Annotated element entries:
================

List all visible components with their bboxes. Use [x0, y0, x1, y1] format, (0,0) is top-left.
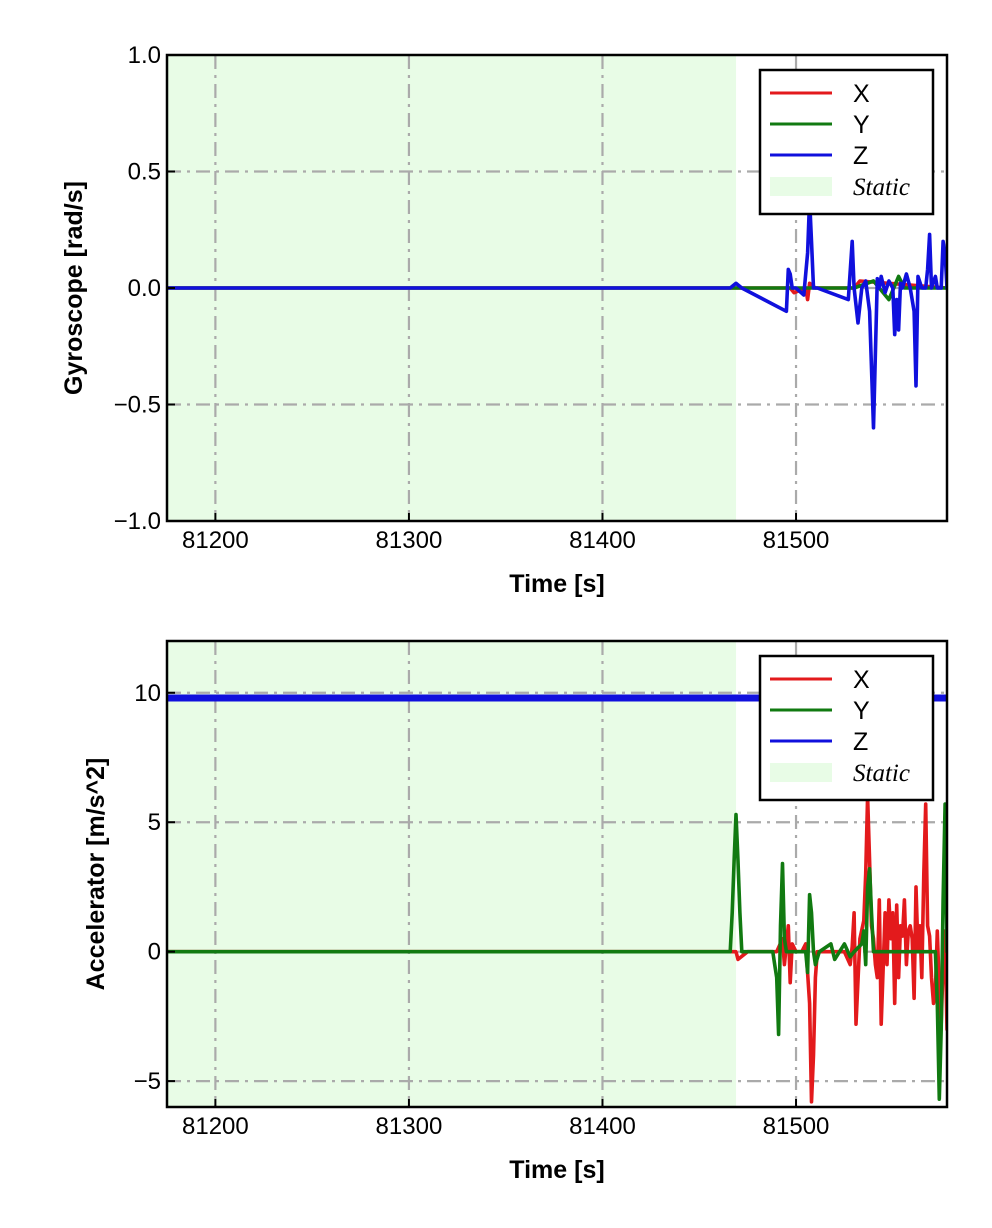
gyroscope-ticks: 81200 81300 81400 81500 1.0 0.5 0.0 −0.5 −1.0	[114, 42, 830, 554]
gyroscope-legend-x-label: X	[853, 80, 870, 108]
accelerator-y-axis-label: Accelerator [m/s^2]	[82, 758, 110, 991]
accelerator-plot-frame	[165, 639, 949, 1109]
accelerator-legend-x-label: X	[853, 666, 870, 694]
accelerator-ticks: 81200 81300 81400 81500 10 5 0 −5	[134, 680, 830, 1140]
gyroscope-panel: 81200 81300 81400 81500 1.0 0.5 0.0 −0.5 −1.0 Ti…	[60, 42, 949, 598]
gyroscope-x-axis-label: Time [s]	[509, 570, 604, 598]
gyroscope-legend: X Y Z Static	[758, 68, 935, 216]
gyroscope-x-tick-label: 81500	[763, 527, 830, 554]
accelerator-x-tick-label: 81300	[376, 1113, 443, 1140]
accelerator-legend: X Y Z Static	[758, 654, 935, 802]
accelerator-y-tick-label: 0	[148, 939, 161, 966]
accelerator-legend-static-swatch	[770, 763, 832, 782]
gyroscope-series-z-line	[167, 197, 947, 430]
accelerator-series-y-line	[167, 802, 947, 1101]
gyroscope-y-tick-label: −1.0	[114, 508, 161, 535]
accelerator-legend-static-label: Static	[853, 760, 910, 787]
gyroscope-y-tick-label: 1.0	[128, 42, 161, 69]
accelerator-legend-z-label: Z	[853, 728, 868, 756]
accelerator-y-tick-label: 5	[148, 809, 161, 836]
accelerator-y-tick-label: −5	[134, 1068, 161, 1095]
accelerator-x-tick-label: 81400	[569, 1113, 636, 1140]
accelerator-series-x-line	[167, 794, 947, 1104]
accelerator-x-tick-label: 81500	[763, 1113, 830, 1140]
gyroscope-legend-static-swatch	[770, 177, 832, 196]
gyroscope-legend-z-label: Z	[853, 142, 868, 170]
accelerator-x-tick-label: 81200	[182, 1113, 249, 1140]
gyroscope-x-tick-label: 81200	[182, 527, 249, 554]
gyroscope-legend-y-label: Y	[853, 111, 870, 139]
gyroscope-y-tick-label: 0.5	[128, 159, 161, 186]
accelerator-legend-y-label: Y	[853, 697, 870, 725]
gyroscope-y-tick-label: −0.5	[114, 392, 161, 419]
gyroscope-legend-static-label: Static	[853, 174, 910, 201]
gyroscope-x-tick-label: 81400	[569, 527, 636, 554]
gyroscope-x-tick-label: 81300	[376, 527, 443, 554]
accelerator-panel: 81200 81300 81400 81500 10 5 0 −5 Time [s] Acce…	[82, 639, 949, 1184]
accelerator-y-tick-label: 10	[134, 680, 161, 707]
gyroscope-y-tick-label: 0.0	[128, 275, 161, 302]
accelerator-x-axis-label: Time [s]	[509, 1156, 604, 1184]
gyroscope-series	[167, 197, 947, 430]
accelerator-static-region	[167, 641, 737, 1107]
gyroscope-y-axis-label: Gyroscope [rad/s]	[60, 181, 88, 395]
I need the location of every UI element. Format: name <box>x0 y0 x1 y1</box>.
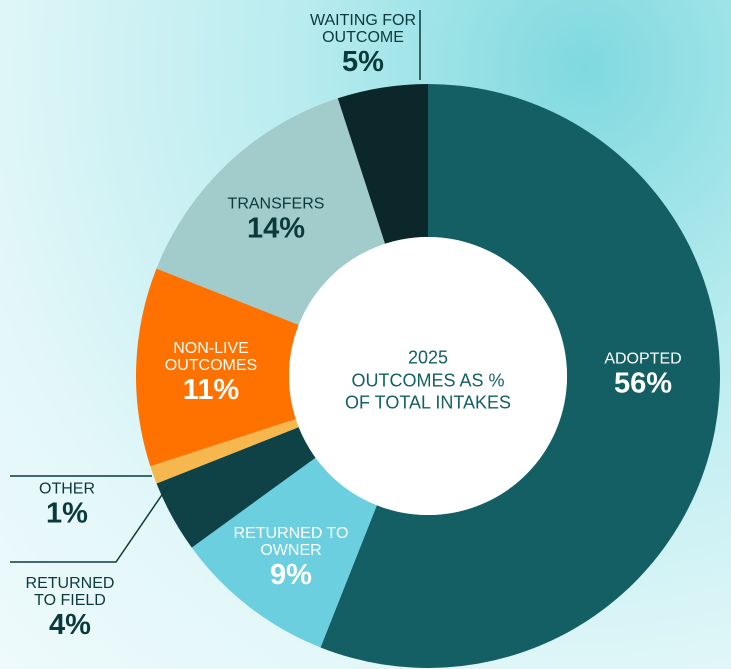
category-label: TRANSFERS <box>228 196 325 213</box>
value-label: 1% <box>39 498 95 528</box>
value-label: 9% <box>234 560 349 590</box>
category-label: OTHER <box>39 481 95 498</box>
category-label: WAITING FOR OUTCOME <box>310 13 416 47</box>
value-label: 56% <box>604 368 681 398</box>
page: 2025 OUTCOMES AS % OF TOTAL INTAKES ADOP… <box>0 0 731 669</box>
category-label: RETURNED TO FIELD <box>26 576 115 610</box>
center-label: 2025 OUTCOMES AS % OF TOTAL INTAKES <box>345 346 511 414</box>
value-label: 5% <box>310 47 416 77</box>
chart <box>0 0 731 669</box>
value-label: 14% <box>228 213 325 243</box>
value-label: 4% <box>26 610 115 640</box>
category-label: RETURNED TO OWNER <box>234 526 349 560</box>
category-label: NON-LIVE OUTCOMES <box>165 341 257 375</box>
value-label: 11% <box>165 375 257 405</box>
category-label: ADOPTED <box>604 351 681 368</box>
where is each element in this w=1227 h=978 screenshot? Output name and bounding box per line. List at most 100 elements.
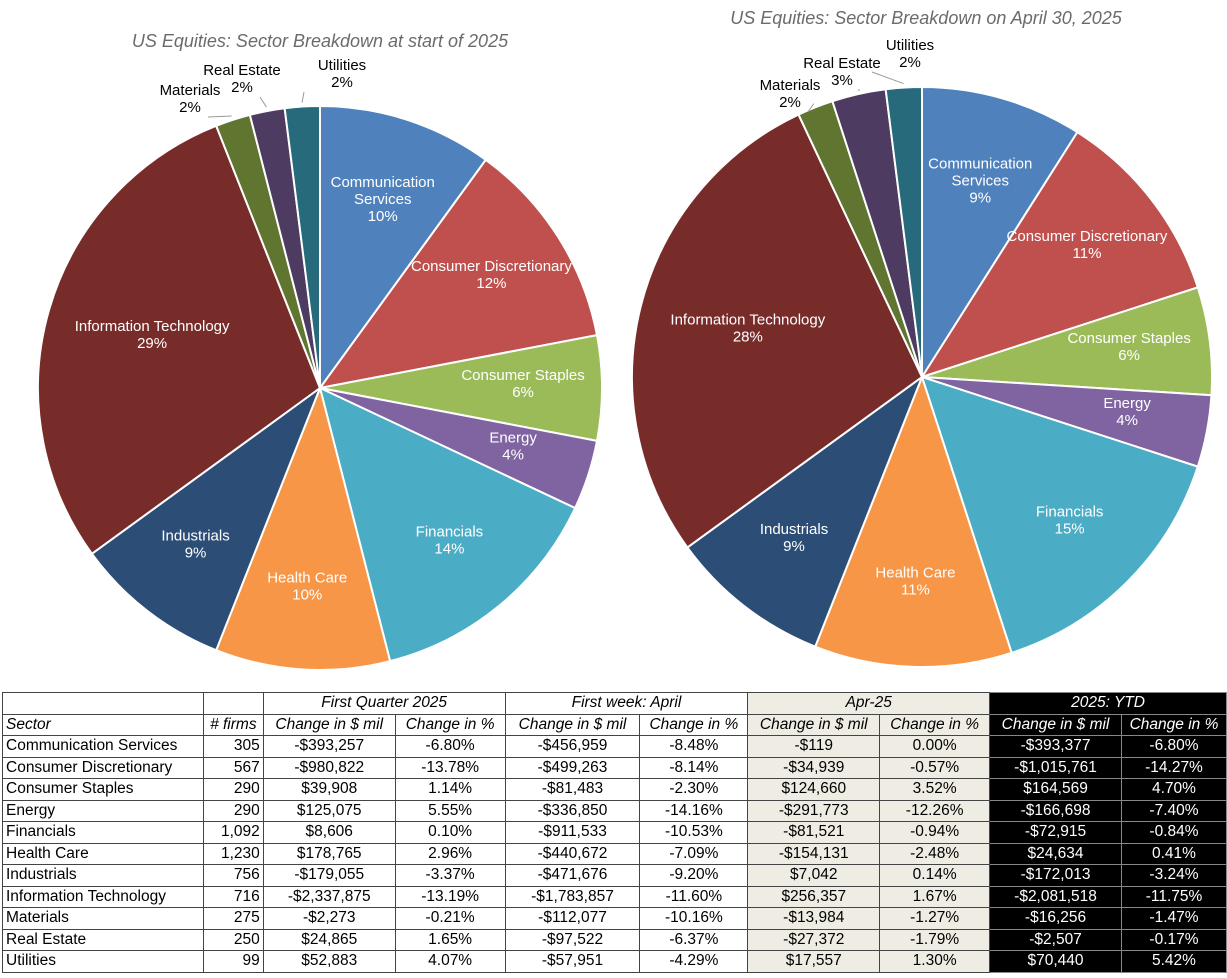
table-cell: -$16,256	[989, 907, 1122, 930]
column-header: Sector	[2, 713, 204, 736]
slice-label: Consumer Staples 6%	[461, 367, 584, 401]
pie-slice-consumer-discretionary	[919, 130, 1200, 379]
table-cell: 5.42%	[1120, 950, 1227, 973]
table-cell: 3.52%	[879, 778, 991, 801]
pie-slice-communication-services	[319, 104, 488, 392]
table-cell: -8.48%	[639, 735, 749, 758]
table-cell: -13.19%	[394, 885, 506, 908]
table-cell: -$980,822	[262, 756, 396, 779]
table-cell: $164,569	[989, 778, 1122, 801]
table-cell: -$97,522	[504, 928, 641, 951]
table-cell: -1.47%	[1120, 907, 1227, 930]
table-row: Utilities 99 $52,883 4.07% -$57,951 -4.29% $17…	[2, 950, 1227, 973]
table-cell: Consumer Discretionary	[2, 756, 204, 779]
pie-slice-information-technology	[37, 124, 322, 556]
table-cell: 1.14%	[394, 778, 506, 801]
column-header: Change in $ mil	[262, 713, 396, 736]
table-cell: Materials	[2, 907, 204, 930]
table-cell: -$112,077	[504, 907, 641, 930]
table-cell: -0.17%	[1120, 928, 1227, 951]
table-cell: -4.29%	[639, 950, 749, 973]
table-cell: -$81,521	[747, 821, 881, 844]
table-cell: $8,606	[262, 821, 396, 844]
table-cell: -$166,698	[989, 799, 1122, 822]
table-cell: 1.30%	[879, 950, 991, 973]
table-cell: -$172,013	[989, 864, 1122, 887]
group-header: First Quarter 2025	[262, 692, 506, 715]
table-cell: -7.09%	[639, 842, 749, 865]
slice-label: Financials 14%	[416, 523, 484, 557]
table-cell: -$440,672	[504, 842, 641, 865]
sector-change-table: First Quarter 2025 First week: April Apr-2…	[2, 692, 1227, 973]
table-cell: 0.41%	[1120, 842, 1227, 865]
table-cell: -$393,257	[262, 735, 396, 758]
table-row: Communication Services 305 -$393,257 -6.80%…	[2, 735, 1227, 758]
pie-slice-financials	[920, 375, 1200, 655]
group-header-row: First Quarter 2025 First week: April Apr-2…	[2, 692, 1227, 715]
column-header: Change in %	[639, 713, 749, 736]
group-header: 2025: YTD	[989, 692, 1227, 715]
table-cell: -$154,131	[747, 842, 881, 865]
slice-label: Materials 2%	[760, 77, 821, 111]
table-cell: -13.78%	[394, 756, 506, 779]
leader-line	[301, 91, 305, 103]
table-row: Consumer Discretionary 567 -$980,822 -13.78…	[2, 756, 1227, 779]
table-cell: -14.16%	[639, 799, 749, 822]
table-cell: $178,765	[262, 842, 396, 865]
table-cell: -$2,337,875	[262, 885, 396, 908]
slice-label: Health Care 10%	[267, 570, 347, 604]
table-cell: -$291,773	[747, 799, 881, 822]
table-cell: -2.30%	[639, 778, 749, 801]
table-cell: $39,908	[262, 778, 396, 801]
table-cell: -$1,783,857	[504, 885, 641, 908]
leader-line	[807, 103, 815, 113]
pie-slice-information-technology	[631, 113, 924, 549]
table-cell: 290	[202, 799, 264, 822]
table-row: Information Technology 716 -$2,337,875 -13.…	[2, 885, 1227, 908]
table-cell: -$911,533	[504, 821, 641, 844]
table-cell: 1,230	[202, 842, 264, 865]
table-cell: -$2,507	[989, 928, 1122, 951]
column-header: Change in $ mil	[504, 713, 641, 736]
table-cell: 250	[202, 928, 264, 951]
table-cell: -14.27%	[1120, 756, 1227, 779]
slice-label: Utilities 2%	[886, 37, 934, 71]
table-cell: -$2,273	[262, 907, 396, 930]
leader-line	[871, 71, 904, 85]
table-cell: $7,042	[747, 864, 881, 887]
table-cell: Health Care	[2, 842, 204, 865]
table-cell: -12.26%	[879, 799, 991, 822]
table-cell: -$456,959	[504, 735, 641, 758]
table-cell: -$13,984	[747, 907, 881, 930]
column-header: Change in %	[879, 713, 991, 736]
pie-slice-utilities	[283, 104, 321, 389]
slice-label: Energy 4%	[489, 430, 537, 464]
table-cell: 305	[202, 735, 264, 758]
pie1-title: US Equities: Sector Breakdown at start o…	[132, 31, 509, 51]
slice-label: Energy 4%	[1103, 395, 1151, 429]
table-cell: -6.80%	[394, 735, 506, 758]
table-cell: -9.20%	[639, 864, 749, 887]
table-cell: Communication Services	[2, 735, 204, 758]
slice-label: Utilities 2%	[318, 57, 366, 91]
table-cell: -$119	[747, 735, 881, 758]
table-cell: 1,092	[202, 821, 264, 844]
table-cell: 567	[202, 756, 264, 779]
table-cell: 756	[202, 864, 264, 887]
table-cell: -$336,850	[504, 799, 641, 822]
slice-label: Financials 15%	[1036, 504, 1104, 538]
table-cell: -$27,372	[747, 928, 881, 951]
table-cell: -1.79%	[879, 928, 991, 951]
slice-label: Information Technology 28%	[670, 311, 825, 345]
group-header: Apr-25	[747, 692, 991, 715]
table-row: Industrials 756 -$179,055 -3.37% -$471,676 -9…	[2, 864, 1227, 887]
column-header: Change in %	[394, 713, 506, 736]
table-cell: -8.14%	[639, 756, 749, 779]
table-cell: 275	[202, 907, 264, 930]
slice-label: Consumer Discretionary 11%	[1007, 228, 1168, 262]
table-cell: Industrials	[2, 864, 204, 887]
table-cell: -3.24%	[1120, 864, 1227, 887]
table-cell: -$34,939	[747, 756, 881, 779]
table-row: Financials 1,092 $8,606 0.10% -$911,533 -10.5…	[2, 821, 1227, 844]
table-cell: 0.10%	[394, 821, 506, 844]
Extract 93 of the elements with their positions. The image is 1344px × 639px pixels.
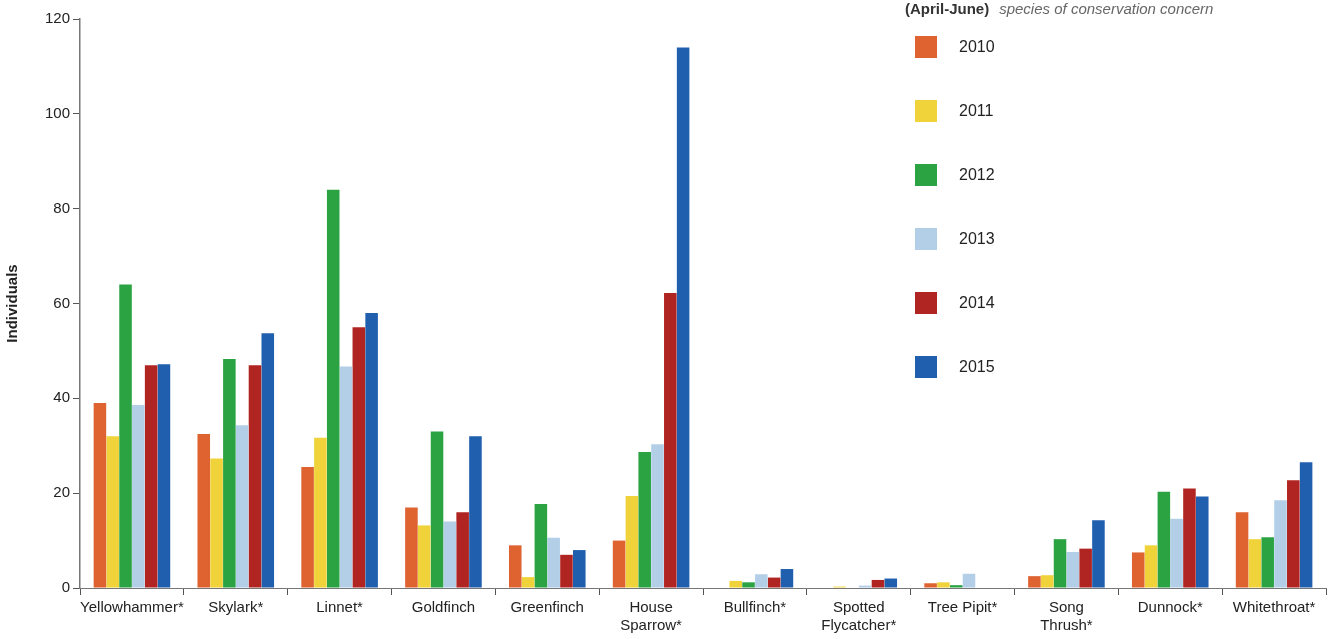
x-tick-label: Tree Pipit*: [927, 598, 998, 616]
bar: [1053, 539, 1067, 588]
bar: [93, 403, 107, 588]
bar: [1157, 491, 1171, 588]
bar: [664, 293, 677, 588]
bar: [742, 582, 755, 588]
bar: [210, 458, 223, 588]
bar: [365, 312, 378, 588]
bar: [924, 583, 937, 588]
bar: [1170, 518, 1183, 588]
x-tick-label: Bullfinch*: [723, 598, 787, 616]
bar: [1195, 496, 1209, 588]
text: species of conservation concern: [999, 0, 1214, 17]
bar: [1299, 462, 1313, 588]
bar: [651, 444, 664, 588]
bar: [235, 425, 249, 588]
x-tick-label: House Sparrow*: [620, 598, 683, 634]
bar: [326, 189, 340, 588]
bar: [780, 569, 794, 588]
x-tick-label: Greenfinch: [510, 598, 584, 616]
bar: [443, 521, 457, 588]
y-axis-title: Individuals: [3, 264, 21, 343]
bar: [405, 507, 418, 588]
x-tick-label: Skylark*: [208, 598, 264, 616]
bar: [106, 436, 120, 588]
bar: [1066, 551, 1080, 588]
bar: [962, 573, 976, 588]
legend-label: 2010: [959, 38, 995, 56]
bar: [676, 47, 690, 588]
bar: [1235, 512, 1249, 588]
bar: [1144, 545, 1158, 588]
y-tick-label: 80: [53, 198, 71, 216]
x-tick-label: Song Thrush*: [1040, 598, 1093, 634]
x-tick-label: Yellowhammer*: [80, 598, 184, 616]
y-tick-label: 100: [45, 103, 71, 121]
legend-label: 2014: [959, 294, 995, 312]
x-tick-label: Goldfinch: [411, 598, 476, 616]
text: (April-June): [905, 0, 990, 17]
bar: [314, 437, 327, 588]
bar: [560, 554, 573, 588]
bar: [1131, 552, 1145, 588]
legend-label: 2011: [959, 102, 994, 120]
bar: [871, 579, 885, 588]
bar: [197, 433, 211, 588]
bar: [157, 364, 171, 588]
bar: [339, 366, 353, 588]
bar: [1274, 500, 1287, 588]
x-tick-label: Dunnock*: [1137, 598, 1203, 616]
bar: [223, 358, 236, 588]
bar: [508, 545, 522, 588]
legend-label: 2015: [959, 358, 995, 376]
bar: [1092, 520, 1105, 588]
y-tick-label: 0: [61, 578, 71, 596]
y-tick-label: 60: [53, 293, 71, 311]
bar: [132, 404, 145, 588]
bar: [248, 365, 262, 588]
bar: [612, 540, 626, 588]
bar: [937, 582, 950, 588]
bar: [521, 577, 535, 588]
bar: [573, 550, 586, 588]
bar: [767, 577, 781, 588]
bar: [884, 578, 898, 588]
bar: [1287, 480, 1300, 588]
x-tick-label: Spotted Flycatcher*: [821, 598, 897, 634]
bar: [430, 431, 444, 588]
bar: [534, 504, 548, 588]
bar: [755, 574, 768, 588]
y-tick-label: 120: [45, 9, 71, 27]
legend-label: 2012: [959, 166, 995, 184]
bar: [1248, 539, 1262, 588]
bar: [469, 436, 482, 588]
y-tick-label: 40: [53, 388, 71, 406]
bar: [119, 284, 132, 588]
legend-label: 2013: [959, 230, 995, 248]
bar: [417, 525, 431, 588]
bar: [638, 451, 651, 588]
x-tick-label: Whitethroat*: [1232, 598, 1316, 616]
bar: [1079, 548, 1092, 588]
bar: [1183, 488, 1196, 588]
x-tick-label: Linnet*: [316, 598, 364, 616]
bar: [1261, 537, 1274, 588]
bar: [301, 467, 314, 588]
bar: [625, 496, 639, 588]
bar: [144, 365, 158, 588]
bar: [1028, 576, 1041, 588]
y-tick-label: 20: [53, 483, 71, 501]
bar: [547, 537, 560, 588]
bar: [949, 585, 963, 588]
bar: [1040, 575, 1054, 588]
bar: [261, 333, 275, 588]
bar: [352, 327, 366, 588]
bar: [456, 512, 469, 588]
bar: [729, 580, 742, 588]
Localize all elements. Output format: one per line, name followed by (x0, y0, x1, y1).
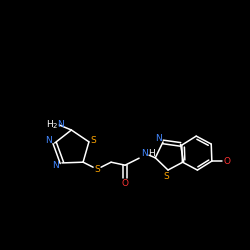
Text: N: N (45, 136, 52, 144)
Text: H: H (46, 120, 53, 128)
Text: N: N (155, 134, 162, 143)
Text: S: S (90, 136, 96, 145)
Text: N: N (57, 120, 64, 128)
Text: S: S (94, 165, 100, 174)
Text: O: O (122, 179, 128, 188)
Text: S: S (163, 172, 169, 180)
Text: N: N (141, 149, 148, 158)
Text: O: O (223, 156, 230, 166)
Text: N: N (52, 162, 59, 170)
Text: H: H (148, 149, 154, 158)
Text: 2: 2 (52, 123, 56, 129)
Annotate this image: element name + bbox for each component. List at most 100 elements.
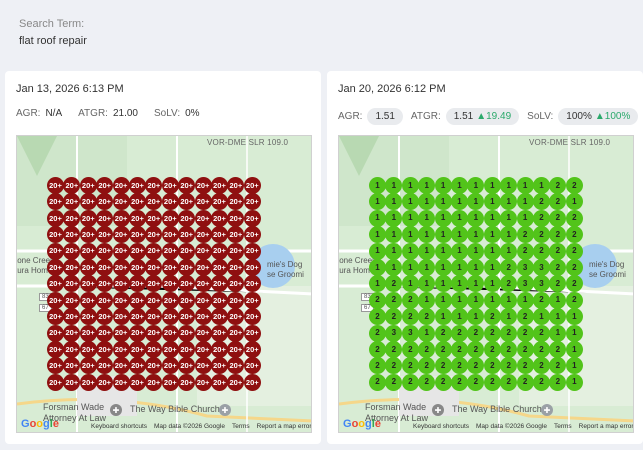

================

What this task involves:
In the data above, rewrite everything from the line containing "category-label: TRANSFERS <box>228" down to the line containing "value-label: 11% <box>165 375 257 405</box>", replacing each "value-label" with "percent-label" and leaving all else as it is.

Solved problem:
category-label: TRANSFERS <box>228 196 325 213</box>
percent-label: 1% <box>39 498 95 528</box>
percent-label: 9% <box>234 560 349 590</box>
category-label: OTHER <box>39 481 95 498</box>
category-label: WAITING FOR OUTCOME <box>310 13 416 47</box>
percent-label: 56% <box>604 368 681 398</box>
page: 2025 OUTCOMES AS % OF TOTAL INTAKES ADOP… <box>0 0 731 669</box>
category-label: RETURNED TO FIELD <box>26 576 115 610</box>
center-label: 2025 OUTCOMES AS % OF TOTAL INTAKES <box>345 346 511 414</box>
percent-label: 5% <box>310 47 416 77</box>
chart <box>0 0 731 669</box>
percent-label: 14% <box>228 213 325 243</box>
percent-label: 4% <box>26 610 115 640</box>
category-label: RETURNED TO OWNER <box>234 526 349 560</box>
category-label: NON-LIVE OUTCOMES <box>165 341 257 375</box>
percent-label: 11% <box>165 375 257 405</box>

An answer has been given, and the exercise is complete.